### Data extract:
•••

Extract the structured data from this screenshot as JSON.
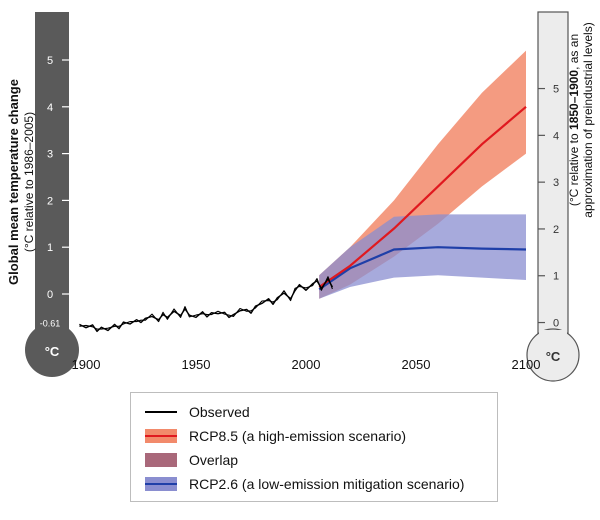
{
  "chart_data": {
    "type": "line",
    "left_axis": {
      "title": "Global mean temperature change",
      "subtitle": "(°C relative to 1986–2005)",
      "ticks": [
        0,
        1,
        2,
        3,
        4,
        5
      ],
      "extra_tick": "-0.61",
      "unit": "°C",
      "ylim": [
        -0.61,
        5.4
      ]
    },
    "right_axis": {
      "title_line1_prefix": "(°C relative to ",
      "title_line1_bold": "1850–1900",
      "title_line1_suffix": ", as an",
      "title_line2": "approximation of preindustrial levels)",
      "ticks": [
        0,
        1,
        2,
        3,
        4,
        5
      ],
      "offset": 0.61,
      "unit": "°C"
    },
    "x_axis": {
      "ticks": [
        1900,
        1950,
        2000,
        2050,
        2100
      ],
      "xlim": [
        1897,
        2100
      ]
    },
    "series": [
      {
        "name": "Observed",
        "color": "#000000",
        "x": [
          1897,
          1900,
          1903,
          1905,
          1907,
          1910,
          1913,
          1915,
          1917,
          1920,
          1923,
          1925,
          1927,
          1930,
          1933,
          1935,
          1937,
          1940,
          1943,
          1945,
          1947,
          1950,
          1953,
          1955,
          1957,
          1960,
          1963,
          1965,
          1967,
          1970,
          1973,
          1975,
          1977,
          1980,
          1983,
          1985,
          1987,
          1990,
          1993,
          1995,
          1997,
          2000,
          2003,
          2005,
          2007,
          2010,
          2012
        ],
        "y": [
          -0.65,
          -0.72,
          -0.66,
          -0.8,
          -0.71,
          -0.78,
          -0.65,
          -0.74,
          -0.6,
          -0.64,
          -0.55,
          -0.61,
          -0.52,
          -0.48,
          -0.55,
          -0.44,
          -0.5,
          -0.37,
          -0.46,
          -0.32,
          -0.45,
          -0.5,
          -0.38,
          -0.49,
          -0.4,
          -0.42,
          -0.39,
          -0.5,
          -0.44,
          -0.36,
          -0.33,
          -0.41,
          -0.26,
          -0.2,
          -0.1,
          -0.22,
          -0.08,
          0.02,
          -0.1,
          0.07,
          0.2,
          0.08,
          0.22,
          0.28,
          0.12,
          0.32,
          0.15
        ]
      },
      {
        "name": "RCP8.5 (a high-emission scenario)",
        "color": "#e0191f",
        "band_color": "#f28a6b",
        "x": [
          2006,
          2020,
          2040,
          2060,
          2080,
          2100
        ],
        "y": [
          0.15,
          0.6,
          1.4,
          2.3,
          3.2,
          4.0
        ],
        "lower": [
          -0.1,
          0.2,
          0.8,
          1.5,
          2.3,
          3.0
        ],
        "upper": [
          0.4,
          1.0,
          2.0,
          3.2,
          4.3,
          5.2
        ]
      },
      {
        "name": "RCP2.6 (a low-emission mitigation scenario)",
        "color": "#1f3fa8",
        "band_color": "#8a8ed0",
        "x": [
          2006,
          2020,
          2040,
          2060,
          2080,
          2100
        ],
        "y": [
          0.1,
          0.55,
          0.95,
          1.0,
          0.97,
          0.95
        ],
        "lower": [
          -0.1,
          0.15,
          0.35,
          0.4,
          0.35,
          0.3
        ],
        "upper": [
          0.4,
          1.0,
          1.65,
          1.7,
          1.7,
          1.7
        ]
      }
    ],
    "overlap": {
      "name": "Overlap",
      "color": "#a9687a"
    },
    "legend_position": "bottom-center"
  }
}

•••

### Directions for this task:
Above are the records; copy every line in them that holds the word "relative".

### Written reply:
      "subtitle": "(°C relative to 1986–2005)",
      "title_line1_prefix": "(°C relative to ",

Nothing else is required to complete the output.